* **THE TASK**
Transcribe each record below word for word.

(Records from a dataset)
===
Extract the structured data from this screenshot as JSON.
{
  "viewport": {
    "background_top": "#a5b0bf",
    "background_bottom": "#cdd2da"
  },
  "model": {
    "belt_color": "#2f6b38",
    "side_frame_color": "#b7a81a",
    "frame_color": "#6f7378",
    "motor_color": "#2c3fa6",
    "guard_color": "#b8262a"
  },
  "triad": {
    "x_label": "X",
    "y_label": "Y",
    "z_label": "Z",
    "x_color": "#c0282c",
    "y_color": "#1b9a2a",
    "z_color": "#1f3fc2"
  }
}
===
* **ANSWER FOR THE TASK**
Extract the structured data from this screenshot as JSON.
{
  "viewport": {
    "background_top": "#a5b0bf",
    "background_bottom": "#cdd2da"
  },
  "model": {
    "belt_color": "#2f6b38",
    "side_frame_color": "#b7a81a",
    "frame_color": "#6f7378",
    "motor_color": "#2c3fa6",
    "guard_color": "#b8262a"
  },
  "triad": {
    "x_label": "X",
    "y_label": "Y",
    "z_label": "Z",
    "x_color": "#c0282c",
    "y_color": "#1b9a2a",
    "z_color": "#1f3fc2"
  }
}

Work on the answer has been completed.